> WRITTEN INSTRUCTION:
Return each line of the listing that contains the string "JSON".

> PROVIDED RECORDS:
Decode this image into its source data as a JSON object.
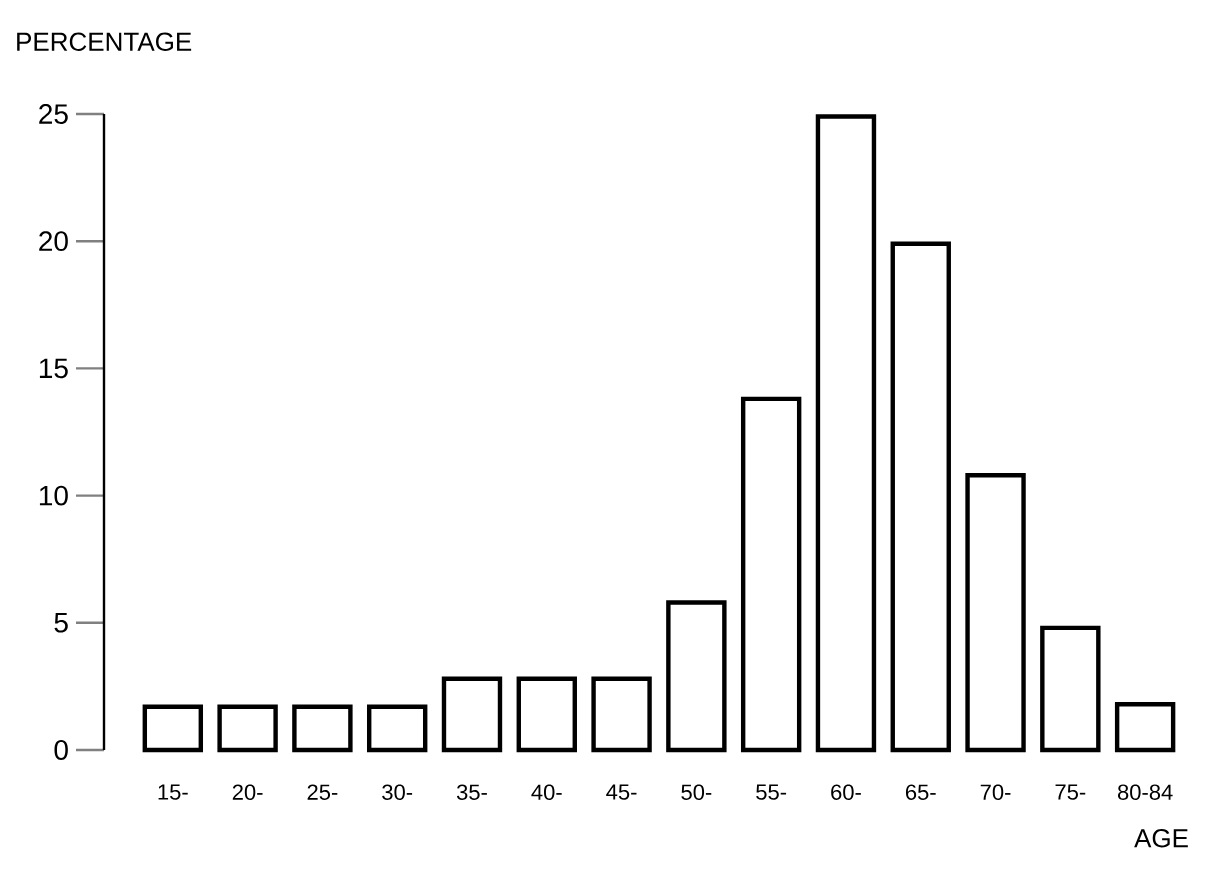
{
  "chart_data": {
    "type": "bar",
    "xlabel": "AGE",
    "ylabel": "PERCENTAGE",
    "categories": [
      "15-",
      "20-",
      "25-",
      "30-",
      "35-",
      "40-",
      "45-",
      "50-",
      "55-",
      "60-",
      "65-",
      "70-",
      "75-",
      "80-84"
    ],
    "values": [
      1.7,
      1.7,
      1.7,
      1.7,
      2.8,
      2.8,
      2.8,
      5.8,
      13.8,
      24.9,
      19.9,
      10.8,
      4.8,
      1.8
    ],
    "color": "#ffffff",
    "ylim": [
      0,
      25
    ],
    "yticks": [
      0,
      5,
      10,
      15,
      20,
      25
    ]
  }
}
* * *
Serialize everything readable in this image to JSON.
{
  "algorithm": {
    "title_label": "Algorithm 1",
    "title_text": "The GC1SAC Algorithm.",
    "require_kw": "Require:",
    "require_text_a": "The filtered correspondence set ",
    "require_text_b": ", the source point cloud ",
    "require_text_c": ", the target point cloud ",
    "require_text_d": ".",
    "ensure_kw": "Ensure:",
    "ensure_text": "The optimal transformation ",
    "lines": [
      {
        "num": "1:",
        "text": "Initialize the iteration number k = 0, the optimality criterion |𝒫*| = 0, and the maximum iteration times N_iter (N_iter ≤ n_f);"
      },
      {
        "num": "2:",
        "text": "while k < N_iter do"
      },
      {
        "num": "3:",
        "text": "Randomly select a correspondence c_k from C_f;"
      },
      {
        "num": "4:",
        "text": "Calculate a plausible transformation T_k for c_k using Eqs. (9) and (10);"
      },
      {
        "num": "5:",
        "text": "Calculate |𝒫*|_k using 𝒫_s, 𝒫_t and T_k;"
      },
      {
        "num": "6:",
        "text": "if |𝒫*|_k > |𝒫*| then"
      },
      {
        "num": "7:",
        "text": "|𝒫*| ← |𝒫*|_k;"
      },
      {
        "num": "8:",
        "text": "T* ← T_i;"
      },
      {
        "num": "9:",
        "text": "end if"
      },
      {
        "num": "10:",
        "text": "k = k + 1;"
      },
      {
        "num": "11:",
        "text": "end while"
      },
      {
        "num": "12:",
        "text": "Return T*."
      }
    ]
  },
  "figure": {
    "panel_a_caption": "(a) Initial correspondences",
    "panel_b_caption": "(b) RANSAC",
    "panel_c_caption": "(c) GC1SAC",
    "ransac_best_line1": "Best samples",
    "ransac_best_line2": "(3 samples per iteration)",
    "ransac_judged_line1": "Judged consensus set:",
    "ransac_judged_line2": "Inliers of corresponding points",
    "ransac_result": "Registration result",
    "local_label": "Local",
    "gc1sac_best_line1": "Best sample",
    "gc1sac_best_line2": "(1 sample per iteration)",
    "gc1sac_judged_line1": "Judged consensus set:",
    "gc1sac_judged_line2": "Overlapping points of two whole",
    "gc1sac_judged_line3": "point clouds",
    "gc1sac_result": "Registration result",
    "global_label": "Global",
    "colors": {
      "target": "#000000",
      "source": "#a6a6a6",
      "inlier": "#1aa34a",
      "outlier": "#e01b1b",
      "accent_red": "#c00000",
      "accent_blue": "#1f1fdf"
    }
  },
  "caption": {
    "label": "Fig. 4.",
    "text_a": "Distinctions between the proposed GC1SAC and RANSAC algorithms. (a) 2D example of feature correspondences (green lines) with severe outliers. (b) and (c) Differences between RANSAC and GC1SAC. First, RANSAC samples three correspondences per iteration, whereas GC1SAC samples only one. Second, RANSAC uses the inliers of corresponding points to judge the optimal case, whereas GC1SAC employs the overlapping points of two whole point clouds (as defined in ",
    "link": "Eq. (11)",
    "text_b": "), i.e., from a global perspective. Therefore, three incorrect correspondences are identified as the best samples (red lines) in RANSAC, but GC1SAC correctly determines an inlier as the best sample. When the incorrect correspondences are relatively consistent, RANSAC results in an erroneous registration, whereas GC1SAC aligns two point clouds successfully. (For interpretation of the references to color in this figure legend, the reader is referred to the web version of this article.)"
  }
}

> SOLUTION TO THIS EXERCISE:
Decode this image into its source data as a JSON object.
Serialize everything readable in this image to JSON.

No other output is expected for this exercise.